Entries shown:
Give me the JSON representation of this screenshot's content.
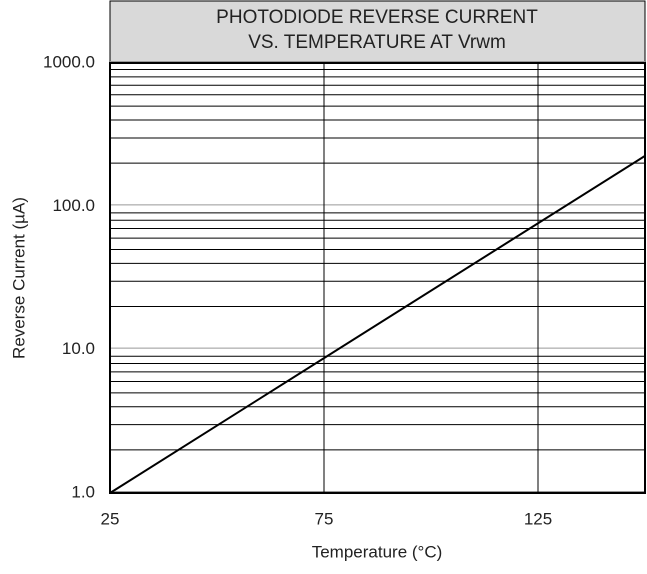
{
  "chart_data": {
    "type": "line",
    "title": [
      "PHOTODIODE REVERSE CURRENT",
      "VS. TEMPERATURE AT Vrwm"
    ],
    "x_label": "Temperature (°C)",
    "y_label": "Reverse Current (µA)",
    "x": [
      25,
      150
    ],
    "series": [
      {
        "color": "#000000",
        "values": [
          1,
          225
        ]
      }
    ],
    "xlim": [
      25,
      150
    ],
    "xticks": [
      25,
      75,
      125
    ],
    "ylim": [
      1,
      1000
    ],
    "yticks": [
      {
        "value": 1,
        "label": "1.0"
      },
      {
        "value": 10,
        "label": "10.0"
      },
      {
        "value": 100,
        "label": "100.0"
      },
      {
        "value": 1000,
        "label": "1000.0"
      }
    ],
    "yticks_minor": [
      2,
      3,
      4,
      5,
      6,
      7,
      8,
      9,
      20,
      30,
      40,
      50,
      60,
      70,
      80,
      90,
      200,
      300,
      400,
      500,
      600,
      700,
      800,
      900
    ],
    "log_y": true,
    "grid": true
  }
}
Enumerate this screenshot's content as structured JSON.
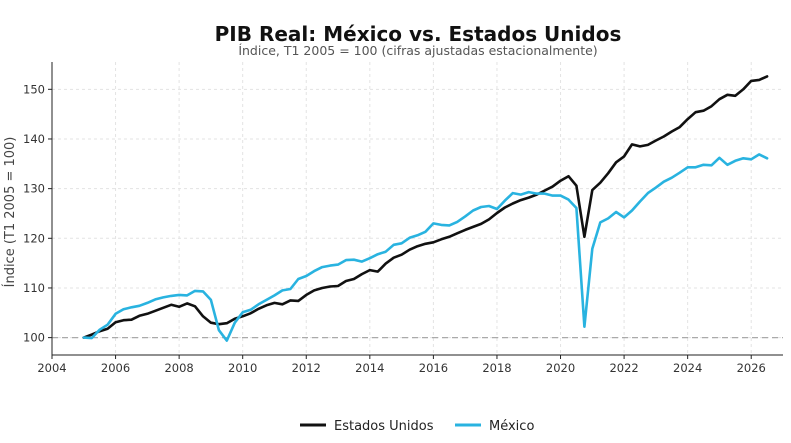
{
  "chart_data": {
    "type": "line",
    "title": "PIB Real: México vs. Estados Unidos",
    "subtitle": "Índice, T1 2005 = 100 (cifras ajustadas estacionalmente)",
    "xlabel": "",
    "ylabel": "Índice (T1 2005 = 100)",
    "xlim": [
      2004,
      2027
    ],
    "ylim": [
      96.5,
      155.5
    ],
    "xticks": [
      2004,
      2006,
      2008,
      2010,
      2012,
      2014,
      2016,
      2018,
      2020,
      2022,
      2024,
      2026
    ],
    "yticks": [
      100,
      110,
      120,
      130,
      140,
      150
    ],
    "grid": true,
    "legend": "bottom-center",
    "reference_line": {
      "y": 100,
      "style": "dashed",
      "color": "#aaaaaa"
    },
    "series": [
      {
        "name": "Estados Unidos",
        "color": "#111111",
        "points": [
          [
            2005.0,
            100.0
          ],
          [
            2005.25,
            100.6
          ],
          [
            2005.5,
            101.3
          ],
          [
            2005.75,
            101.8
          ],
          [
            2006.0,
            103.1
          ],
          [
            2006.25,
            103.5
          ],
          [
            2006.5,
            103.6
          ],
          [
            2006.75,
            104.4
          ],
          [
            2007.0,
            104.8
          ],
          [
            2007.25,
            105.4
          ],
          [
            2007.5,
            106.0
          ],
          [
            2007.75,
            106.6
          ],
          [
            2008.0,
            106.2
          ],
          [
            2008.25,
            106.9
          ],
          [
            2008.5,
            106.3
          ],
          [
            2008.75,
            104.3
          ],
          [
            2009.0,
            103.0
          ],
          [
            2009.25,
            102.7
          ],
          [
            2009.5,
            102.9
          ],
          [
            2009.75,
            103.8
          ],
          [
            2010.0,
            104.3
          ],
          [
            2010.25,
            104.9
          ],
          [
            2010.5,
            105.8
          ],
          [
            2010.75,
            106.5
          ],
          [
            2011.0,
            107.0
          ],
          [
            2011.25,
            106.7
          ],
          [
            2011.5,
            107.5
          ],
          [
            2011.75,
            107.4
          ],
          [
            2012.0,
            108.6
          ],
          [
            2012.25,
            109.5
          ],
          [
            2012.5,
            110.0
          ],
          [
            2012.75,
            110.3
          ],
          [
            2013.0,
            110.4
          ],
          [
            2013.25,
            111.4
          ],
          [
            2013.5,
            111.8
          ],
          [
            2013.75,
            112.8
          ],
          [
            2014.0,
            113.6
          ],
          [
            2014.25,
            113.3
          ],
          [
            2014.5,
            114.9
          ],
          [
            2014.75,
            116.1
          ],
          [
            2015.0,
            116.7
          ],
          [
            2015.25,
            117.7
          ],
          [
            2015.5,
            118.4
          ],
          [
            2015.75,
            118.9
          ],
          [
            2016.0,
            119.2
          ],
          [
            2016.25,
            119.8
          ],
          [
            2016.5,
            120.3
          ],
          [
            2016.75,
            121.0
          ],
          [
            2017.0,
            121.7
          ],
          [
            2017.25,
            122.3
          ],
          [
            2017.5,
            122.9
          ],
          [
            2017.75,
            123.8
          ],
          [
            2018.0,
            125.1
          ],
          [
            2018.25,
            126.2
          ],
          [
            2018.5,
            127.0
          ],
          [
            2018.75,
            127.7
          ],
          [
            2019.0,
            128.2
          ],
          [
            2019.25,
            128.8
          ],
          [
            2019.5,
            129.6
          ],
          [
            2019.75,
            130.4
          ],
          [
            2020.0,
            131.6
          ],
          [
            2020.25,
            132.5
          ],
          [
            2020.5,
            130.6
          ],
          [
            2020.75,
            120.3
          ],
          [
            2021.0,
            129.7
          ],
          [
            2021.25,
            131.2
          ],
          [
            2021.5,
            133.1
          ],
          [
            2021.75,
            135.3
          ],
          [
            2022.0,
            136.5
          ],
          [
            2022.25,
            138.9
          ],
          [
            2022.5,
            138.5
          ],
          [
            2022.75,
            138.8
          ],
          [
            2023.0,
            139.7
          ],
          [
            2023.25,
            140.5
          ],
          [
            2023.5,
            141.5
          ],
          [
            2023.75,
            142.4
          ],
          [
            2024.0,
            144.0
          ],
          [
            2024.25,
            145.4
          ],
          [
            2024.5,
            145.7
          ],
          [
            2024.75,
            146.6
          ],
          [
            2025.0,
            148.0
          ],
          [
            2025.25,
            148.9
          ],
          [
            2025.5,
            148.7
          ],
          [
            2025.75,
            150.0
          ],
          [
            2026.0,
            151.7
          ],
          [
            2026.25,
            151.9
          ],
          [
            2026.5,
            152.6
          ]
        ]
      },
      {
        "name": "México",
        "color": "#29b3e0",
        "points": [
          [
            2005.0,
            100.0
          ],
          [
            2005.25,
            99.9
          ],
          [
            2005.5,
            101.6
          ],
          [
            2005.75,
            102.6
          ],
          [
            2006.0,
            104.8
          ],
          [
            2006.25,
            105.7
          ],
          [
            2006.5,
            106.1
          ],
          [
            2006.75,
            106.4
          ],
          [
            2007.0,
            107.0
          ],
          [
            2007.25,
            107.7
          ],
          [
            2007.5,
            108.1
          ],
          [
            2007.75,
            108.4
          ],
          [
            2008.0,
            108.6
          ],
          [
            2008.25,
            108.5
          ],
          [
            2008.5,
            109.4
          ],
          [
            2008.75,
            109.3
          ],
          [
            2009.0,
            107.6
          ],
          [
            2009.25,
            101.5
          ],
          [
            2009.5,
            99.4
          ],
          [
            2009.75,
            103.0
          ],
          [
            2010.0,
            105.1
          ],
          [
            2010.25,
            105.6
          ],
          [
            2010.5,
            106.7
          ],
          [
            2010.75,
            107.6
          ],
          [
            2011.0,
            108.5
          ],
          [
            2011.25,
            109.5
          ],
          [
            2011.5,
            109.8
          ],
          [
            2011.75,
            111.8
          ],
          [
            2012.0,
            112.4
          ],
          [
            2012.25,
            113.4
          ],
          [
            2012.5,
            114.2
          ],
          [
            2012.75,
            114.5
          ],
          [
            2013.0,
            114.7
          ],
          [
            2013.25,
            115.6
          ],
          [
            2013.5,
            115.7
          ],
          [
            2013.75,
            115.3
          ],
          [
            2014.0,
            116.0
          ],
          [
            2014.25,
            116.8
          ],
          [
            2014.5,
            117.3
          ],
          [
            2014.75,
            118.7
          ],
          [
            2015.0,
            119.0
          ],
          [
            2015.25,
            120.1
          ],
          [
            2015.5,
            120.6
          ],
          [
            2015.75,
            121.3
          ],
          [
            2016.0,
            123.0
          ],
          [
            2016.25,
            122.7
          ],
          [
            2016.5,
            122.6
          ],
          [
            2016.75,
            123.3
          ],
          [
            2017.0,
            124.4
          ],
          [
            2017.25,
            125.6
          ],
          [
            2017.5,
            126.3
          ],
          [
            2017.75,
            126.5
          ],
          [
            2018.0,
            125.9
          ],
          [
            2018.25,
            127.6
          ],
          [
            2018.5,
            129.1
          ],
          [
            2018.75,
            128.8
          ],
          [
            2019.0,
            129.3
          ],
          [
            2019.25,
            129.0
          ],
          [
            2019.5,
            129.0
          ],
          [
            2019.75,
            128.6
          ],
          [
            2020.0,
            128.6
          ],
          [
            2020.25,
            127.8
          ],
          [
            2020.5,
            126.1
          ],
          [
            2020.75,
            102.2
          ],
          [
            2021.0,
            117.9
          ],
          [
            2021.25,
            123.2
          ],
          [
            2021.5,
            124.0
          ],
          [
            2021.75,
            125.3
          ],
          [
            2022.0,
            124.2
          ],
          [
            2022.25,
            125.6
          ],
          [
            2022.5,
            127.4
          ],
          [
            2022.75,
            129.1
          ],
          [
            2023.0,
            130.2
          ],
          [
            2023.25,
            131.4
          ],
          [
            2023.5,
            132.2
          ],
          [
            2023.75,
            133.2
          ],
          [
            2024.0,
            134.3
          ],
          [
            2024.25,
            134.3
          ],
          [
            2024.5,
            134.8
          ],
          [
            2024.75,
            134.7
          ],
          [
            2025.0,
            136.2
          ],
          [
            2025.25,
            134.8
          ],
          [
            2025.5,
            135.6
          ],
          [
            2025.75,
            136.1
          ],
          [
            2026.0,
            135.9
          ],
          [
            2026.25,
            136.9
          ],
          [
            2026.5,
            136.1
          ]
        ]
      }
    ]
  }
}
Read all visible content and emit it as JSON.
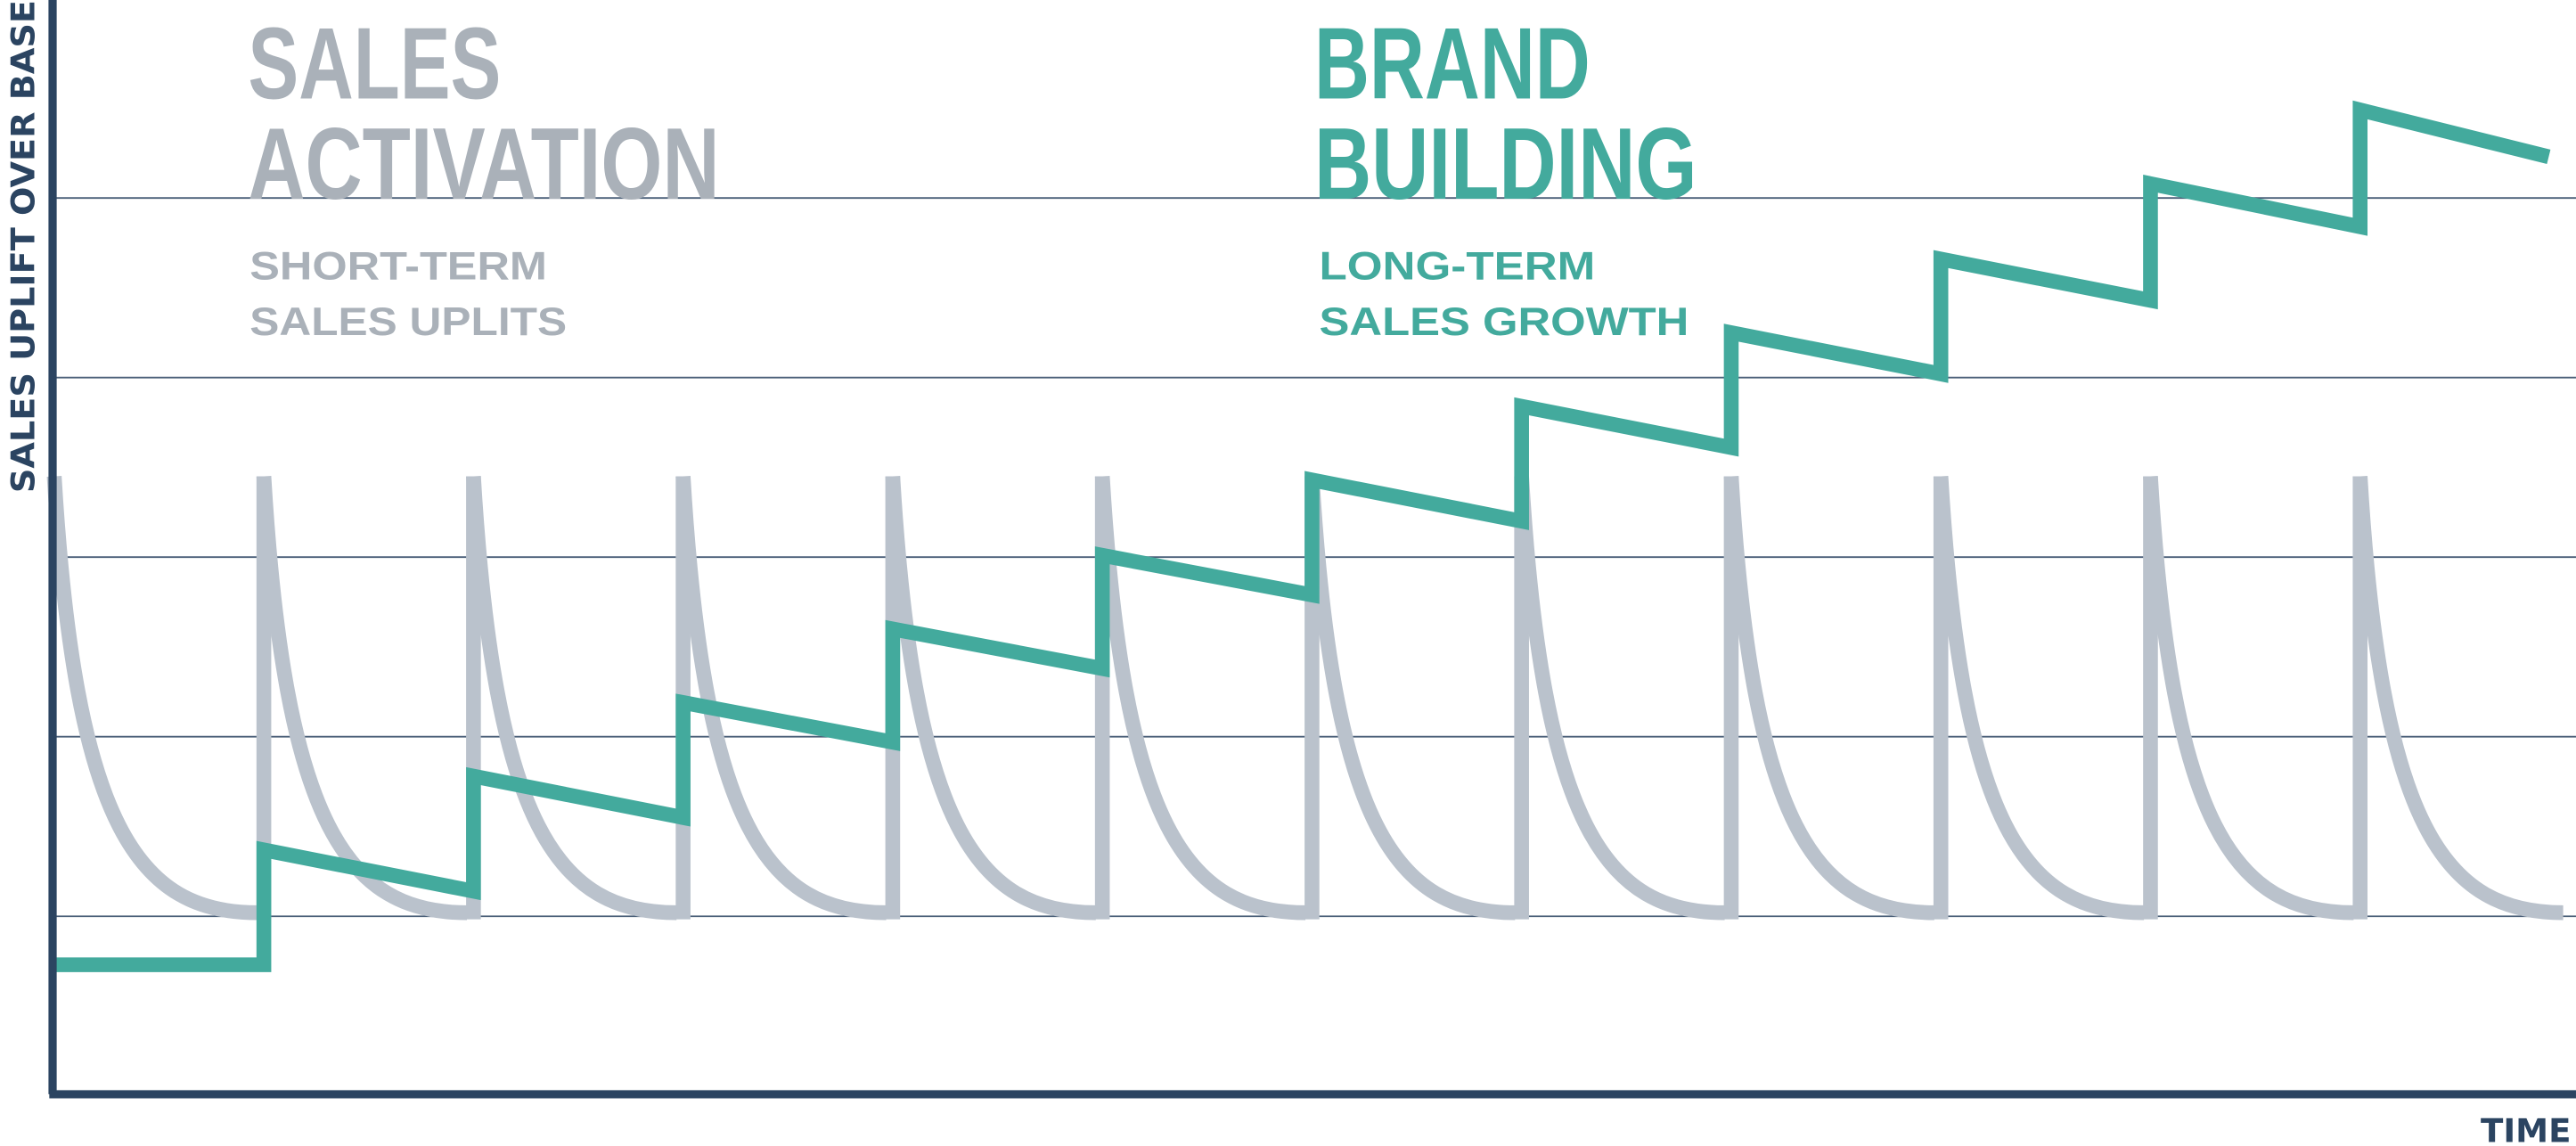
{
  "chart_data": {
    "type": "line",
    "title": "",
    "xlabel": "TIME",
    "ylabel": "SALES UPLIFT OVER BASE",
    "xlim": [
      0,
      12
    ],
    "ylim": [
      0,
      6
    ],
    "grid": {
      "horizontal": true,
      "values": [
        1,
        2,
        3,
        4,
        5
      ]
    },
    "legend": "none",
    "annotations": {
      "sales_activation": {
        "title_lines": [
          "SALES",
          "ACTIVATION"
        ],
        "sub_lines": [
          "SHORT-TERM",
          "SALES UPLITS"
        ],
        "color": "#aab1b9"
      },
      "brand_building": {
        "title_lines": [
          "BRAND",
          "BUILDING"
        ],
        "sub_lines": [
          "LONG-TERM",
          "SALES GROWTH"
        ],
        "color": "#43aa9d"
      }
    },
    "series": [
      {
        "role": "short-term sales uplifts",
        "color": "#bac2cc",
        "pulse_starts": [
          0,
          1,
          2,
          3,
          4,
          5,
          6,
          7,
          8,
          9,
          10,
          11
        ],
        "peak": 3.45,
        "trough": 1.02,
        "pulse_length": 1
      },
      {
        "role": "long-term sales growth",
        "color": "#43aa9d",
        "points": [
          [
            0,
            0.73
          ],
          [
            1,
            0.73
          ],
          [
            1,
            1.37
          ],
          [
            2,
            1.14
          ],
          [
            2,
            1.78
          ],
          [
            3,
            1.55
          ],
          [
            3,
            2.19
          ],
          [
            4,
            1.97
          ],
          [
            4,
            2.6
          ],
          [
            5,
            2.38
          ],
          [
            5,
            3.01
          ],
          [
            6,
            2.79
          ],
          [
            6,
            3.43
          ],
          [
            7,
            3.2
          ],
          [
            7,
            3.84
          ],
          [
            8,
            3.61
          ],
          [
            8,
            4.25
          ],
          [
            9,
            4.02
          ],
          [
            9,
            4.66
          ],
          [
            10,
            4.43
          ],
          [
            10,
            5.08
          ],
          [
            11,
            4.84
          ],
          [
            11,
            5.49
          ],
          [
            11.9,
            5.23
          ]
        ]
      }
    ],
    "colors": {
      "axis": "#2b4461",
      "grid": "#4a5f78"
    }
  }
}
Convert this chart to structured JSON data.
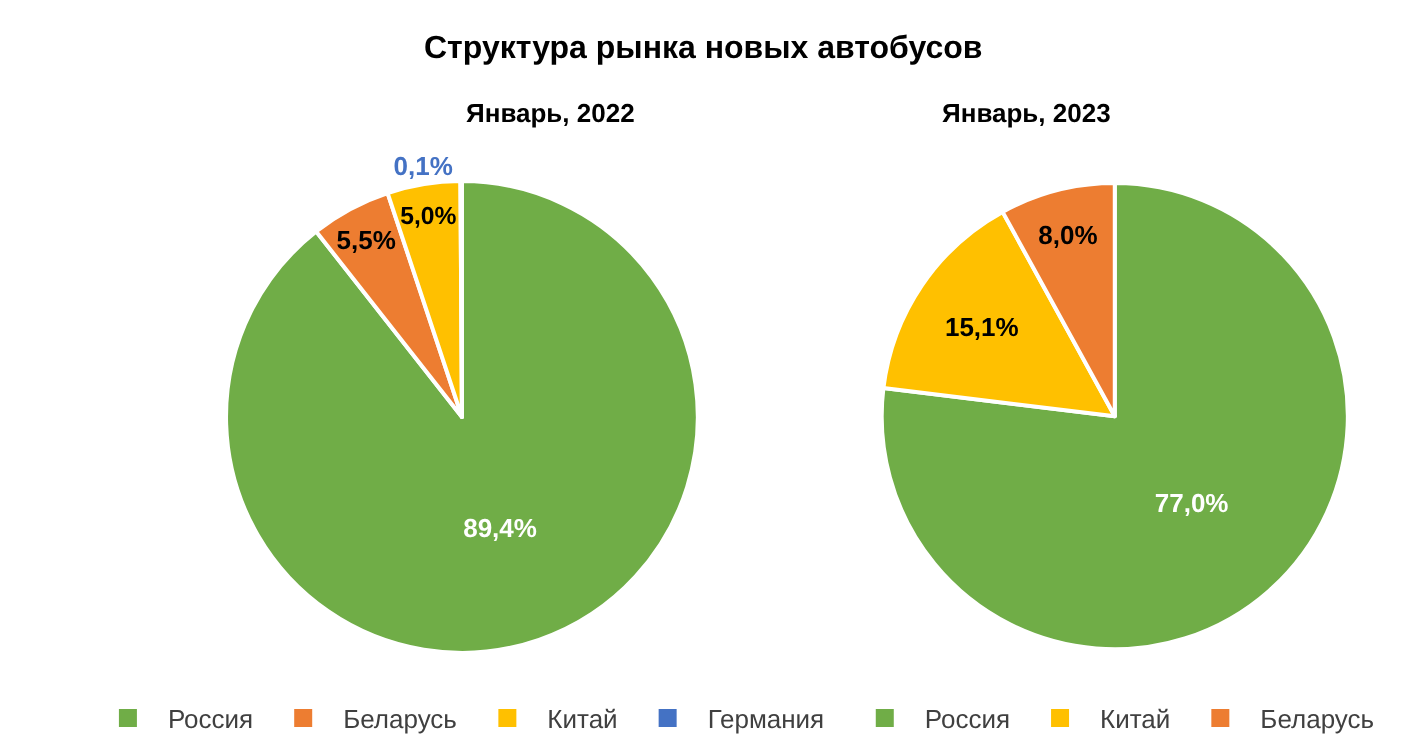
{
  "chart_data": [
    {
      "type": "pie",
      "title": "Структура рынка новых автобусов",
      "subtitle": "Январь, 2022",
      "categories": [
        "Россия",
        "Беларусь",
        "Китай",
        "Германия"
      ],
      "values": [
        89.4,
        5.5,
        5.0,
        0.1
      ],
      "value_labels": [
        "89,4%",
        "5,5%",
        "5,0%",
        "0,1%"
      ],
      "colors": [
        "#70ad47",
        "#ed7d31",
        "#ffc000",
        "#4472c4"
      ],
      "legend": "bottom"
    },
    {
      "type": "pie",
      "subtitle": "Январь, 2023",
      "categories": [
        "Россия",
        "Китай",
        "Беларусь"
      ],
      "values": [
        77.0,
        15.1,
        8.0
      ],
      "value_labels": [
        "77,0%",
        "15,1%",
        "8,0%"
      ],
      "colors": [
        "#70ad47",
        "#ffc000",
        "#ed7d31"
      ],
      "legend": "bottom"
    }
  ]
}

Aim of the task:
Each line of the material above either contains the word "content" or does not; state how many do, and nothing else.

Written solution:
3